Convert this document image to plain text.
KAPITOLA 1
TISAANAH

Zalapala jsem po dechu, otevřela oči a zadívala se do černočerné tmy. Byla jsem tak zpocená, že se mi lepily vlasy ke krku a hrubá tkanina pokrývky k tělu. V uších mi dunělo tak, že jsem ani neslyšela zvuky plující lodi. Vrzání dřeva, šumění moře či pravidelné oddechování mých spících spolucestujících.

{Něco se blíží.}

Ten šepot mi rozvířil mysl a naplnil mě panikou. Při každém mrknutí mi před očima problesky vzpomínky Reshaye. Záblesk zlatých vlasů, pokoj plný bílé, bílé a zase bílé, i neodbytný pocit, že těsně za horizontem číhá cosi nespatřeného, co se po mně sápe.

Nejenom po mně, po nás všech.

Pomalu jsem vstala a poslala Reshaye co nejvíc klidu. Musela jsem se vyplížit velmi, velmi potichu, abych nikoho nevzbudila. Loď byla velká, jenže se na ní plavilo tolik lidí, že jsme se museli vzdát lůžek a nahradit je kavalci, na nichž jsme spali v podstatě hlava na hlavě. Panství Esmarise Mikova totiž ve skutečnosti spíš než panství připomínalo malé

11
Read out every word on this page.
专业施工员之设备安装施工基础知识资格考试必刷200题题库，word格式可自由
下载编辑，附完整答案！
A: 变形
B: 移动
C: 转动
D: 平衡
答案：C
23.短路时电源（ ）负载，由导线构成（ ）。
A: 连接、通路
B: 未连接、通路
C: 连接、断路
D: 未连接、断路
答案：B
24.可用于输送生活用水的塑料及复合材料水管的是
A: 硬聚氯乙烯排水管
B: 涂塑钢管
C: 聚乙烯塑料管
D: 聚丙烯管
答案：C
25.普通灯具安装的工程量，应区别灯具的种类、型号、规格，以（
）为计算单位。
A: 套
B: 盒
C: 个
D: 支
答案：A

********************

Your goal: In the listing, find all lines with the string "this" and copy them.

Full solution:
Convert this document image to plain text.
Read out every word on this page.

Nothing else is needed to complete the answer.